- [Task to complete]: Type every record exactly as it appears.
==============================
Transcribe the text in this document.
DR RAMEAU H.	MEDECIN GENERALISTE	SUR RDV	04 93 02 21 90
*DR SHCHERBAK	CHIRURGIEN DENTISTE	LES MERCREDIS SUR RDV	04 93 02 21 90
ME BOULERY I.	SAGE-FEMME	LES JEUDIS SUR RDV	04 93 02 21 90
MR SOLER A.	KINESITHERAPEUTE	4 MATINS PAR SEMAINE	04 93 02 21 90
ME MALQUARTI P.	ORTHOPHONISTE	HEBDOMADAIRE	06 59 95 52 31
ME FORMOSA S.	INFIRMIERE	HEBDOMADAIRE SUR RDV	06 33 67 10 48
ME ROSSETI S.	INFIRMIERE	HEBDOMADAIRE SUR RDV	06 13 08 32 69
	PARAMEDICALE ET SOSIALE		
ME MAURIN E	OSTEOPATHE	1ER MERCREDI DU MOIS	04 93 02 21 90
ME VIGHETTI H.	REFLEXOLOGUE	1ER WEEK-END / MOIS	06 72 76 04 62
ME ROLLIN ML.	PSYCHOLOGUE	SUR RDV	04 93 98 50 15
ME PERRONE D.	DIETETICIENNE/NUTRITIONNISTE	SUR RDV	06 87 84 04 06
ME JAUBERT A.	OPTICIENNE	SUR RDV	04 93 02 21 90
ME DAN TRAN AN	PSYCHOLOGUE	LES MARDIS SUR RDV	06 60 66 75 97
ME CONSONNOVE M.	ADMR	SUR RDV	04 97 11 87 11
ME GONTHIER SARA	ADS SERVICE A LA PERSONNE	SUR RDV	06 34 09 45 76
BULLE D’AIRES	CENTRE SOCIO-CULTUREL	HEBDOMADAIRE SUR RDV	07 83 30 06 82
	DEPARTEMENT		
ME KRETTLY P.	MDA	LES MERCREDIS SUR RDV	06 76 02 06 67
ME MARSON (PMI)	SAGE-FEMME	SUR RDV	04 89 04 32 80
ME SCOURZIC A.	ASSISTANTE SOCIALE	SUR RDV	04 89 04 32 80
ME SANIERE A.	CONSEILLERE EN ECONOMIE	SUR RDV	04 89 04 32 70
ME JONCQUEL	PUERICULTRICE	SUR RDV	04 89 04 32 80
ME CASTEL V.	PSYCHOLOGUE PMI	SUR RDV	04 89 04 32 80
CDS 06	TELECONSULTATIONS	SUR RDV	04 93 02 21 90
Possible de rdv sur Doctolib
==============================
- [Exercise result]:
Transcribe the text in this document.
DR RAMEAU H.	MEDECIN GENERALISTE	SUR RDV	04 93 02 21 90
*DR SHCHERBAK	CHIRURGIEN DENTISTE	LES MERCREDIS SUR RDV	04 93 02 21 90
ME BOULERY I.	SAGE-FEMME	LES JEUDIS SUR RDV	04 93 02 21 90
MR SOLER A.	KINESITHERAPEUTE	4 MATINS PAR SEMAINE	04 93 02 21 90
ME MALQUARTI P.	ORTHOPHONISTE	HEBDOMADAIRE	06 59 95 52 31
ME FORMOSA S.	INFIRMIERE	HEBDOMADAIRE SUR RDV	06 33 67 10 48
ME ROSSETI S.	INFIRMIERE	HEBDOMADAIRE SUR RDV	06 13 08 32 69
	PARAMEDICALE ET SOSIALE		
ME MAURIN E	OSTEOPATHE	1ER MERCREDI DU MOIS	04 93 02 21 90
ME VIGHETTI H.	REFLEXOLOGUE	1ER WEEK-END / MOIS	06 72 76 04 62
ME ROLLIN ML.	PSYCHOLOGUE	SUR RDV	04 93 98 50 15
ME PERRONE D.	DIETETICIENNE/NUTRITIONNISTE	SUR RDV	06 87 84 04 06
ME JAUBERT A.	OPTICIENNE	SUR RDV	04 93 02 21 90
ME DAN TRAN AN	PSYCHOLOGUE	LES MARDIS SUR RDV	06 60 66 75 97
ME CONSONNOVE M.	ADMR	SUR RDV	04 97 11 87 11
ME GONTHIER SARA	ADS SERVICE A LA PERSONNE	SUR RDV	06 34 09 45 76
BULLE D’AIRES	CENTRE SOCIO-CULTUREL	HEBDOMADAIRE SUR RDV	07 83 30 06 82
	DEPARTEMENT		
ME KRETTLY P.	MDA	LES MERCREDIS SUR RDV	06 76 02 06 67
ME MARSON (PMI)	SAGE-FEMME	SUR RDV	04 89 04 32 80
ME SCOURZIC A.	ASSISTANTE SOCIALE	SUR RDV	04 89 04 32 80
ME SANIERE A.	CONSEILLERE EN ECONOMIE	SUR RDV	04 89 04 32 70
ME JONCQUEL	PUERICULTRICE	SUR RDV	04 89 04 32 80
ME CASTEL V.	PSYCHOLOGUE PMI	SUR RDV	04 89 04 32 80
CDS 06	TELECONSULTATIONS	SUR RDV	04 93 02 21 90
Possible de rdv sur Doctolib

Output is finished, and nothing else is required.